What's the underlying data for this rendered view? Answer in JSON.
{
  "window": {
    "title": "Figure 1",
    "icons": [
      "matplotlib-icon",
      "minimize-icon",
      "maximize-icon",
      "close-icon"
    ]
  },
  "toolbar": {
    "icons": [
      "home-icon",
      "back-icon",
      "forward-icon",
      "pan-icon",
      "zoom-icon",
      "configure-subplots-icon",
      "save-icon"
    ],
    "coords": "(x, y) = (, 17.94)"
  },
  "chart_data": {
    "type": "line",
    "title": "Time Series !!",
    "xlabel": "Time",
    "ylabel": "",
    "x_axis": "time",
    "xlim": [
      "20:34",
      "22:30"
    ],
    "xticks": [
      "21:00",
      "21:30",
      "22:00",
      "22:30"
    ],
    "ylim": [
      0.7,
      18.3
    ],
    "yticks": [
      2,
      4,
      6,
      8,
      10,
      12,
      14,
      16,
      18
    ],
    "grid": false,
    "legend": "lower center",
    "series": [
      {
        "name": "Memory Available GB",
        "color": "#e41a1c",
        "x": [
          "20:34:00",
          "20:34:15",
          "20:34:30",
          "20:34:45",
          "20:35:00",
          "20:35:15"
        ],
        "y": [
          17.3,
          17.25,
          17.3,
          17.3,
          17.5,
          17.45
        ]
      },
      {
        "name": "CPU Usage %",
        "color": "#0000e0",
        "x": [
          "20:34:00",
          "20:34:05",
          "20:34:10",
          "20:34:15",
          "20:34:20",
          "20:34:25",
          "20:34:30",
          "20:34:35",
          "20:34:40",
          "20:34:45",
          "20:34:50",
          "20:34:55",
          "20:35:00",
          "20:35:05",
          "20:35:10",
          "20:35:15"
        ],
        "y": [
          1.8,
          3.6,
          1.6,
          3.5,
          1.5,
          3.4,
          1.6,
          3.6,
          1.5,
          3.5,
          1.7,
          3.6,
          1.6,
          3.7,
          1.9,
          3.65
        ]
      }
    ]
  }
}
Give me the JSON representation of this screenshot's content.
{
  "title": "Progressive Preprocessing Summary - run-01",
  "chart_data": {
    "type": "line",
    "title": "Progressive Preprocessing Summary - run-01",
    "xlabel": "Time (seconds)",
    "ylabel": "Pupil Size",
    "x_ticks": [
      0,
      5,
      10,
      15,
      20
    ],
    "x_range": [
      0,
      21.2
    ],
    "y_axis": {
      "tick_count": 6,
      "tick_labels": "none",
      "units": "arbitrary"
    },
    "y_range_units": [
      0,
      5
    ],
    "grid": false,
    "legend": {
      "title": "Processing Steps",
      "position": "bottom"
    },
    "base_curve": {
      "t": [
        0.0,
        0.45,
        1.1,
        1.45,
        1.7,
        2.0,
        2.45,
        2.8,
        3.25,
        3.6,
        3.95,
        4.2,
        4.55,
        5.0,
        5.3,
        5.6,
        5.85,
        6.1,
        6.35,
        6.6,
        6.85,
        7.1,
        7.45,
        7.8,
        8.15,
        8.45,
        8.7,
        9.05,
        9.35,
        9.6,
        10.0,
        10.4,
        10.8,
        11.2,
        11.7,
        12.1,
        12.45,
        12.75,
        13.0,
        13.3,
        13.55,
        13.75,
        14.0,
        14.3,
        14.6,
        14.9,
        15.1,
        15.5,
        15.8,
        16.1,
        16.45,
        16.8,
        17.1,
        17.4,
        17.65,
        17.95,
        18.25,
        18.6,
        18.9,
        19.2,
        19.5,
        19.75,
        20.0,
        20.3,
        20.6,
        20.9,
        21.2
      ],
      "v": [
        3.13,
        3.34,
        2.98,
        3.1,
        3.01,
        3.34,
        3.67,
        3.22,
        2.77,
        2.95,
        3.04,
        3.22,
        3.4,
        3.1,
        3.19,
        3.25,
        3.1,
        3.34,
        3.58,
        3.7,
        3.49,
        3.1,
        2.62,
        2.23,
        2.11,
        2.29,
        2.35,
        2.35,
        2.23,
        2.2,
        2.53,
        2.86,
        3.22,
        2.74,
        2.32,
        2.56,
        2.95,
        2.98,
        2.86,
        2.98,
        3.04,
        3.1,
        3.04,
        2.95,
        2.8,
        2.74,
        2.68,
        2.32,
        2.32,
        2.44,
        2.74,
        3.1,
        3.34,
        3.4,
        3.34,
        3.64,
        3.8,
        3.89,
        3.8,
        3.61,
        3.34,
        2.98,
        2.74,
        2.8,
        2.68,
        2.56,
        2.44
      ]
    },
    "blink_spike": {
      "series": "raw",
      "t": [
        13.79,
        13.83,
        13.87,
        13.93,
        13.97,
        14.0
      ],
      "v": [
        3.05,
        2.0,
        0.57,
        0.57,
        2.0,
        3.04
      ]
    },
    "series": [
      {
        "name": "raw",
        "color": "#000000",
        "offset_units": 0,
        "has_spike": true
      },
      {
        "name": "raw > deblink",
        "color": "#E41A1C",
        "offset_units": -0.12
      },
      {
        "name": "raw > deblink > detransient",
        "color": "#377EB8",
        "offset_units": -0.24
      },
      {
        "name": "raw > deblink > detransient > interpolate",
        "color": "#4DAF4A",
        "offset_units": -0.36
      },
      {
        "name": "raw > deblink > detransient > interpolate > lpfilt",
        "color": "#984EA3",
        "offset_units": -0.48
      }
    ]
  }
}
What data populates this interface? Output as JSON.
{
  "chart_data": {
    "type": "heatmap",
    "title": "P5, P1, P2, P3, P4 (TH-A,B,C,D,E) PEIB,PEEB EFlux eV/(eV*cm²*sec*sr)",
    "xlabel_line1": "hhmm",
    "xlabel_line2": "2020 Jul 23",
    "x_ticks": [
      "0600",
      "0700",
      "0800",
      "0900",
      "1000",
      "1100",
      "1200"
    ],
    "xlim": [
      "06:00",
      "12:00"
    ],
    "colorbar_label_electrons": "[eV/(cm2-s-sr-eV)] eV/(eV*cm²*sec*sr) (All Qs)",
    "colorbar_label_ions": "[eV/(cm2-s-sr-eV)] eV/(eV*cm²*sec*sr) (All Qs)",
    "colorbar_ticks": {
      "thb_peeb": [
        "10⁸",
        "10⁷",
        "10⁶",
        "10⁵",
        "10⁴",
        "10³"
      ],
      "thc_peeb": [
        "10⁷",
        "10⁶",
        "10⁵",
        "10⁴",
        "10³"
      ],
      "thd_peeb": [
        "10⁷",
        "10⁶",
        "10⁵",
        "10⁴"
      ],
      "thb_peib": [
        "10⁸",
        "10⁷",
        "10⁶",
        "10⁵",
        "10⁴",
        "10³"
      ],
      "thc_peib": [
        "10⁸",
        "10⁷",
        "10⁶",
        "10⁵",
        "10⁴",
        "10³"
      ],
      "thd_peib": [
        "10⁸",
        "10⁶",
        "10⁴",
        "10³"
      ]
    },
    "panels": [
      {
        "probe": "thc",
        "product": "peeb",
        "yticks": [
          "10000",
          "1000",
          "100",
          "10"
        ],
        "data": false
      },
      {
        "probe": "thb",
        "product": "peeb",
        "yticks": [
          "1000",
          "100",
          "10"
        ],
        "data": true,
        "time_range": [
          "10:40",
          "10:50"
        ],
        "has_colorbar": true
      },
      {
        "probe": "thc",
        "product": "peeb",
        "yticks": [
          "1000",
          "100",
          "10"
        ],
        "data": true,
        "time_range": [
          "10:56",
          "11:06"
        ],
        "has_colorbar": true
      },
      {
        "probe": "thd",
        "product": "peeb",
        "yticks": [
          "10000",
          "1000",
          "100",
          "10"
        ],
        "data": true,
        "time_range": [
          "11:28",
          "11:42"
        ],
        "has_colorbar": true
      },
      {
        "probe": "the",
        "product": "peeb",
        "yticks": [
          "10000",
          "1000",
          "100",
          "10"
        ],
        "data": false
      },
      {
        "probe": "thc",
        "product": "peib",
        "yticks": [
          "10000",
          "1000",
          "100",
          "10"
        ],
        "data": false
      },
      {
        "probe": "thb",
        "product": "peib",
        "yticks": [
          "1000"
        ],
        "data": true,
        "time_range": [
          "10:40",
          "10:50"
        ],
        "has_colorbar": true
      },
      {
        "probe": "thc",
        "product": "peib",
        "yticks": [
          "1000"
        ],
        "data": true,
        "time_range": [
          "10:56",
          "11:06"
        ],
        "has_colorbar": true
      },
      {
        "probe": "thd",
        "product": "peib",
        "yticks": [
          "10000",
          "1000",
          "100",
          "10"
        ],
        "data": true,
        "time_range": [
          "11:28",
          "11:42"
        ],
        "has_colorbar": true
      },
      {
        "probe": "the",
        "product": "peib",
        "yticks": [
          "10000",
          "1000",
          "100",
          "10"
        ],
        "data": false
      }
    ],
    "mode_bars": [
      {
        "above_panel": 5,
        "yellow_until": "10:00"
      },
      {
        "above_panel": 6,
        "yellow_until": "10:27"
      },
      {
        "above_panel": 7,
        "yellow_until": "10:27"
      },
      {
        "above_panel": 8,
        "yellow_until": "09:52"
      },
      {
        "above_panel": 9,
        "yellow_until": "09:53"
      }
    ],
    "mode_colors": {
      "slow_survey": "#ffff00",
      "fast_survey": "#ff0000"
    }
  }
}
□ □ □ □ □ □ □
TASK PROMPT:
Scan the material for lines with the word "What", and copy each line you find.

COMPLETE OUTPUT:
What's the underlying data for this rendered view? Answer in JSON.
What data populates this interface? Output as JSON.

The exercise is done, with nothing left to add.